**Stated task:**
The records below hold pictures; please leave those out and retype the rest exactly.
□ □ □
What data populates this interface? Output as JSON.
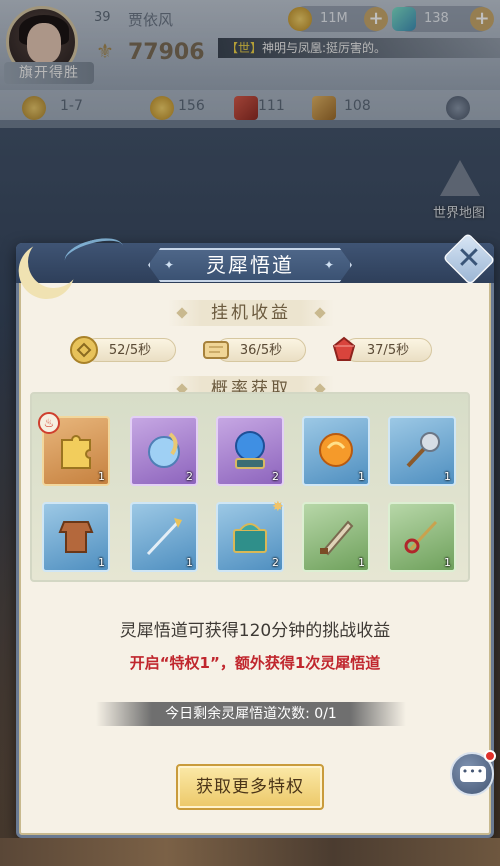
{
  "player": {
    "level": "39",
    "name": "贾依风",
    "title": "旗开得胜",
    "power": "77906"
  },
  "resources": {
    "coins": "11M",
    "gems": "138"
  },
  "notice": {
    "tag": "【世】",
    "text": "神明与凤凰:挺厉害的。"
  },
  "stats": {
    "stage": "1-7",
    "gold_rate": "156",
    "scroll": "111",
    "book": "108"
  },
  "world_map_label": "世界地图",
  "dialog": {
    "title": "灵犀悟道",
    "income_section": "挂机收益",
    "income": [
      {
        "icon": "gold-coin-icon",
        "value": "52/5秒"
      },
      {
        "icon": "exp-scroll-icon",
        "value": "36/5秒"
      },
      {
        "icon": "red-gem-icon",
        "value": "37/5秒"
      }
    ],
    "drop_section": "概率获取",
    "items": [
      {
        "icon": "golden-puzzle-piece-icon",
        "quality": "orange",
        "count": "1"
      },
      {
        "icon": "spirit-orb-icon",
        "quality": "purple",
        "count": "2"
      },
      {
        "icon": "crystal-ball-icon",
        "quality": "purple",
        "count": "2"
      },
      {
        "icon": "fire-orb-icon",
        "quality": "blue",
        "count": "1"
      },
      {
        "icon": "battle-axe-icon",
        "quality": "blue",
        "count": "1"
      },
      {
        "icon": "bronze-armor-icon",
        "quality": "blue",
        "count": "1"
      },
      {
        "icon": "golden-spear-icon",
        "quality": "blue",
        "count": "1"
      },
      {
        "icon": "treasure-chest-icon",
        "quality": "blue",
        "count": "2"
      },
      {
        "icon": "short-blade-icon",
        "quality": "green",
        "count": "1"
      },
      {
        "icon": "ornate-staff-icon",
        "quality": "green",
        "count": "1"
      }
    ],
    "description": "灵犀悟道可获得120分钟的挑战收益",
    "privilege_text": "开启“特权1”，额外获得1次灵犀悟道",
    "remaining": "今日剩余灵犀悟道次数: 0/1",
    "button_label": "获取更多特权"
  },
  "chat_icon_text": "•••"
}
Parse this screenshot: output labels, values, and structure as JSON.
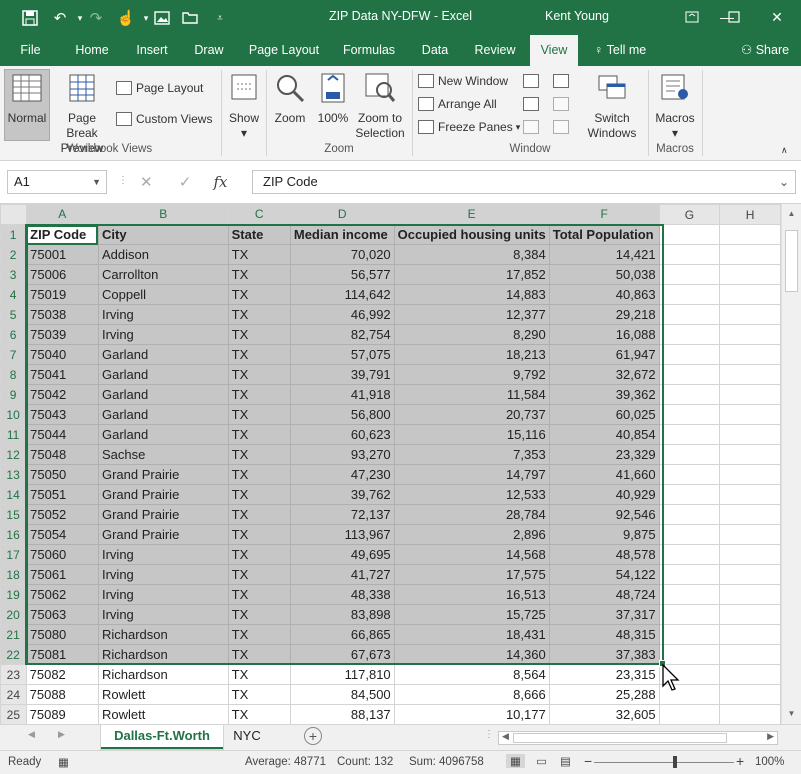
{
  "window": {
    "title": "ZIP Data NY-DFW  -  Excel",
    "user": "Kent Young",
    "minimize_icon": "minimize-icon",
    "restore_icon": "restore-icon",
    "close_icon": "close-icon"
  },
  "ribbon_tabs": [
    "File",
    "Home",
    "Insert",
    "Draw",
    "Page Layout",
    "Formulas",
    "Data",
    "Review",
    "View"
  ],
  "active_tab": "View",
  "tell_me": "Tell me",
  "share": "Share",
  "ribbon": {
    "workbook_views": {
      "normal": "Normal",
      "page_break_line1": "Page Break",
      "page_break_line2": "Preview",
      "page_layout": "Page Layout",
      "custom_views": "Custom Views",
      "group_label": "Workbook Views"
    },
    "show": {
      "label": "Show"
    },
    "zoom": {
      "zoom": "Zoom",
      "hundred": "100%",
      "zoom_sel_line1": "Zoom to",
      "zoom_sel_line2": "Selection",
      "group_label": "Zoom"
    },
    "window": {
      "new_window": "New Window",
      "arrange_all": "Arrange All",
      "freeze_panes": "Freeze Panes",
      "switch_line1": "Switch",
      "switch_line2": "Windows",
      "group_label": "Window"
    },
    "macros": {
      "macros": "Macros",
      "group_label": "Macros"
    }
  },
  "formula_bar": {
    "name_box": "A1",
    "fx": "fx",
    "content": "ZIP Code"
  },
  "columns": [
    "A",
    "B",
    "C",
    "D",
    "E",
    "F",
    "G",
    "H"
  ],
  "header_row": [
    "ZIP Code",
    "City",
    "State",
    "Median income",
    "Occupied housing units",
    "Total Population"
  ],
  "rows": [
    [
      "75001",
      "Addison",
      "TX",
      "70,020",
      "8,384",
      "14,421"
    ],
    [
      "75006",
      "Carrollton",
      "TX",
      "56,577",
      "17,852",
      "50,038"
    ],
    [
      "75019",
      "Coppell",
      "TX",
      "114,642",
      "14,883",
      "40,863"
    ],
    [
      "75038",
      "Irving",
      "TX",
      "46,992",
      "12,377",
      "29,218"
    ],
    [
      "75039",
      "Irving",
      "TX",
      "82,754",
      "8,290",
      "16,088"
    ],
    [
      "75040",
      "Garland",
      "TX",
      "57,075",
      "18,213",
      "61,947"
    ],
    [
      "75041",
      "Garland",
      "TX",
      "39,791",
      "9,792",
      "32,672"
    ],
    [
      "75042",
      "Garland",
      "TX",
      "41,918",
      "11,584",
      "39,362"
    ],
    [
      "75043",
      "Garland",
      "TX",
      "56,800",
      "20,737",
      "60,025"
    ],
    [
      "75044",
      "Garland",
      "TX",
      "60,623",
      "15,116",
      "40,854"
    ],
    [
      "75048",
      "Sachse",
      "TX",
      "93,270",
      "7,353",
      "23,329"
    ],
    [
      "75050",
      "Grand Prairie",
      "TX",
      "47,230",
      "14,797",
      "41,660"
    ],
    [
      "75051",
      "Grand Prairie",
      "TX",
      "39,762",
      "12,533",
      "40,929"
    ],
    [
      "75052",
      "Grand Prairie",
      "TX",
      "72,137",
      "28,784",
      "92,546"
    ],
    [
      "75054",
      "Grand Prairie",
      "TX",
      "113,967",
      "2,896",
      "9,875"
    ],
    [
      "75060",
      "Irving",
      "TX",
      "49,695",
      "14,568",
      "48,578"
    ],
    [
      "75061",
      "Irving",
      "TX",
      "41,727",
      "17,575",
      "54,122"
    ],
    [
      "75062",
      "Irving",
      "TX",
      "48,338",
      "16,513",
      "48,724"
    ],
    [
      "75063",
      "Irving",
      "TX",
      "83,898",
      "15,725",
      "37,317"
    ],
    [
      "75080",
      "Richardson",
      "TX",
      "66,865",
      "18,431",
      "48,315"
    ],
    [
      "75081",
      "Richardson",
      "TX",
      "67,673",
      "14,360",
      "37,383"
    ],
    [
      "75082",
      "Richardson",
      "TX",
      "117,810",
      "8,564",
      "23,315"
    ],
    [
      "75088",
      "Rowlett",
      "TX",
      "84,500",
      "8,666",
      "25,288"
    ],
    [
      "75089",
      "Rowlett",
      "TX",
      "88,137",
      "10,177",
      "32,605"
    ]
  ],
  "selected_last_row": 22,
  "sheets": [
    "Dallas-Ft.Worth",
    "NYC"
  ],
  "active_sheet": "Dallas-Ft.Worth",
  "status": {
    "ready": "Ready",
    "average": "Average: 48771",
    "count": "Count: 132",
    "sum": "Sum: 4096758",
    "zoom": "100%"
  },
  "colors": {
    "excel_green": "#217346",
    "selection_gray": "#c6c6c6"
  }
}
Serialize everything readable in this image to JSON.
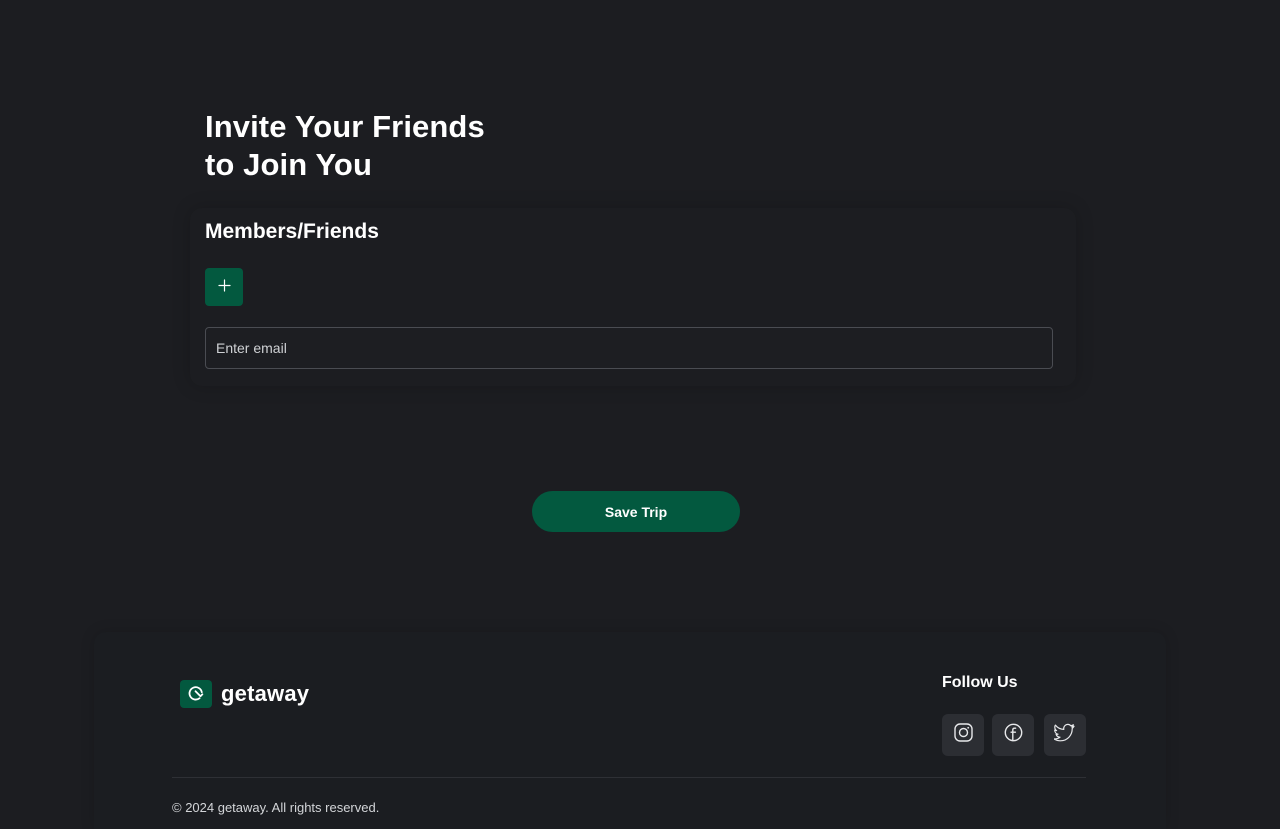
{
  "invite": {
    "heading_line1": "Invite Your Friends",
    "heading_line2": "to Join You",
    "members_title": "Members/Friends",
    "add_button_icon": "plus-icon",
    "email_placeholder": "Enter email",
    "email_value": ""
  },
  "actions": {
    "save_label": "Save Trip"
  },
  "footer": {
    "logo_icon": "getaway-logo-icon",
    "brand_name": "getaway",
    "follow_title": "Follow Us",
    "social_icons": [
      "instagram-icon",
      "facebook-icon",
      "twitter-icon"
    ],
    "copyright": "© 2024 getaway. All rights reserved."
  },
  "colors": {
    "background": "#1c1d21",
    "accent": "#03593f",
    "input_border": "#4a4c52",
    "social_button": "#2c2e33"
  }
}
□ □ □
**Response to this task:**
What data populates this interface? Output as JSON.
{
  "player": {
    "level": "39",
    "name": "贾依风",
    "title": "旗开得胜",
    "power": "77906"
  },
  "resources": {
    "coins": "11M",
    "gems": "138"
  },
  "notice": {
    "tag": "【世】",
    "text": "神明与凤凰:挺厉害的。"
  },
  "stats": {
    "stage": "1-7",
    "gold_rate": "156",
    "scroll": "111",
    "book": "108"
  },
  "world_map_label": "世界地图",
  "dialog": {
    "title": "灵犀悟道",
    "income_section": "挂机收益",
    "income": [
      {
        "icon": "gold-coin-icon",
        "value": "52/5秒"
      },
      {
        "icon": "exp-scroll-icon",
        "value": "36/5秒"
      },
      {
        "icon": "red-gem-icon",
        "value": "37/5秒"
      }
    ],
    "drop_section": "概率获取",
    "items": [
      {
        "icon": "golden-puzzle-piece-icon",
        "quality": "orange",
        "count": "1"
      },
      {
        "icon": "spirit-orb-icon",
        "quality": "purple",
        "count": "2"
      },
      {
        "icon": "crystal-ball-icon",
        "quality": "purple",
        "count": "2"
      },
      {
        "icon": "fire-orb-icon",
        "quality": "blue",
        "count": "1"
      },
      {
        "icon": "battle-axe-icon",
        "quality": "blue",
        "count": "1"
      },
      {
        "icon": "bronze-armor-icon",
        "quality": "blue",
        "count": "1"
      },
      {
        "icon": "golden-spear-icon",
        "quality": "blue",
        "count": "1"
      },
      {
        "icon": "treasure-chest-icon",
        "quality": "blue",
        "count": "2"
      },
      {
        "icon": "short-blade-icon",
        "quality": "green",
        "count": "1"
      },
      {
        "icon": "ornate-staff-icon",
        "quality": "green",
        "count": "1"
      }
    ],
    "description": "灵犀悟道可获得120分钟的挑战收益",
    "privilege_text": "开启“特权1”，额外获得1次灵犀悟道",
    "remaining": "今日剩余灵犀悟道次数: 0/1",
    "button_label": "获取更多特权"
  },
  "chat_icon_text": "•••"
}
Parse this screenshot: output labels, values, and structure as JSON.
{
  "window": {
    "title": "ZIP Data NY-DFW  -  Excel",
    "user": "Kent Young",
    "minimize_icon": "minimize-icon",
    "restore_icon": "restore-icon",
    "close_icon": "close-icon"
  },
  "ribbon_tabs": [
    "File",
    "Home",
    "Insert",
    "Draw",
    "Page Layout",
    "Formulas",
    "Data",
    "Review",
    "View"
  ],
  "active_tab": "View",
  "tell_me": "Tell me",
  "share": "Share",
  "ribbon": {
    "workbook_views": {
      "normal": "Normal",
      "page_break_line1": "Page Break",
      "page_break_line2": "Preview",
      "page_layout": "Page Layout",
      "custom_views": "Custom Views",
      "group_label": "Workbook Views"
    },
    "show": {
      "label": "Show"
    },
    "zoom": {
      "zoom": "Zoom",
      "hundred": "100%",
      "zoom_sel_line1": "Zoom to",
      "zoom_sel_line2": "Selection",
      "group_label": "Zoom"
    },
    "window": {
      "new_window": "New Window",
      "arrange_all": "Arrange All",
      "freeze_panes": "Freeze Panes",
      "switch_line1": "Switch",
      "switch_line2": "Windows",
      "group_label": "Window"
    },
    "macros": {
      "macros": "Macros",
      "group_label": "Macros"
    }
  },
  "formula_bar": {
    "name_box": "A1",
    "fx": "fx",
    "content": "ZIP Code"
  },
  "columns": [
    "A",
    "B",
    "C",
    "D",
    "E",
    "F",
    "G",
    "H"
  ],
  "header_row": [
    "ZIP Code",
    "City",
    "State",
    "Median income",
    "Occupied housing units",
    "Total Population"
  ],
  "rows": [
    [
      "75001",
      "Addison",
      "TX",
      "70,020",
      "8,384",
      "14,421"
    ],
    [
      "75006",
      "Carrollton",
      "TX",
      "56,577",
      "17,852",
      "50,038"
    ],
    [
      "75019",
      "Coppell",
      "TX",
      "114,642",
      "14,883",
      "40,863"
    ],
    [
      "75038",
      "Irving",
      "TX",
      "46,992",
      "12,377",
      "29,218"
    ],
    [
      "75039",
      "Irving",
      "TX",
      "82,754",
      "8,290",
      "16,088"
    ],
    [
      "75040",
      "Garland",
      "TX",
      "57,075",
      "18,213",
      "61,947"
    ],
    [
      "75041",
      "Garland",
      "TX",
      "39,791",
      "9,792",
      "32,672"
    ],
    [
      "75042",
      "Garland",
      "TX",
      "41,918",
      "11,584",
      "39,362"
    ],
    [
      "75043",
      "Garland",
      "TX",
      "56,800",
      "20,737",
      "60,025"
    ],
    [
      "75044",
      "Garland",
      "TX",
      "60,623",
      "15,116",
      "40,854"
    ],
    [
      "75048",
      "Sachse",
      "TX",
      "93,270",
      "7,353",
      "23,329"
    ],
    [
      "75050",
      "Grand Prairie",
      "TX",
      "47,230",
      "14,797",
      "41,660"
    ],
    [
      "75051",
      "Grand Prairie",
      "TX",
      "39,762",
      "12,533",
      "40,929"
    ],
    [
      "75052",
      "Grand Prairie",
      "TX",
      "72,137",
      "28,784",
      "92,546"
    ],
    [
      "75054",
      "Grand Prairie",
      "TX",
      "113,967",
      "2,896",
      "9,875"
    ],
    [
      "75060",
      "Irving",
      "TX",
      "49,695",
      "14,568",
      "48,578"
    ],
    [
      "75061",
      "Irving",
      "TX",
      "41,727",
      "17,575",
      "54,122"
    ],
    [
      "75062",
      "Irving",
      "TX",
      "48,338",
      "16,513",
      "48,724"
    ],
    [
      "75063",
      "Irving",
      "TX",
      "83,898",
      "15,725",
      "37,317"
    ],
    [
      "75080",
      "Richardson",
      "TX",
      "66,865",
      "18,431",
      "48,315"
    ],
    [
      "75081",
      "Richardson",
      "TX",
      "67,673",
      "14,360",
      "37,383"
    ],
    [
      "75082",
      "Richardson",
      "TX",
      "117,810",
      "8,564",
      "23,315"
    ],
    [
      "75088",
      "Rowlett",
      "TX",
      "84,500",
      "8,666",
      "25,288"
    ],
    [
      "75089",
      "Rowlett",
      "TX",
      "88,137",
      "10,177",
      "32,605"
    ]
  ],
  "selected_last_row": 22,
  "sheets": [
    "Dallas-Ft.Worth",
    "NYC"
  ],
  "active_sheet": "Dallas-Ft.Worth",
  "status": {
    "ready": "Ready",
    "average": "Average: 48771",
    "count": "Count: 132",
    "sum": "Sum: 4096758",
    "zoom": "100%"
  },
  "colors": {
    "excel_green": "#217346",
    "selection_gray": "#c6c6c6"
  }
}
Serialize everything readable in this image to JSON.
{
  "invite": {
    "heading_line1": "Invite Your Friends",
    "heading_line2": "to Join You",
    "members_title": "Members/Friends",
    "add_button_icon": "plus-icon",
    "email_placeholder": "Enter email",
    "email_value": ""
  },
  "actions": {
    "save_label": "Save Trip"
  },
  "footer": {
    "logo_icon": "getaway-logo-icon",
    "brand_name": "getaway",
    "follow_title": "Follow Us",
    "social_icons": [
      "instagram-icon",
      "facebook-icon",
      "twitter-icon"
    ],
    "copyright": "© 2024 getaway. All rights reserved."
  },
  "colors": {
    "background": "#1c1d21",
    "accent": "#03593f",
    "input_border": "#4a4c52",
    "social_button": "#2c2e33"
  }
}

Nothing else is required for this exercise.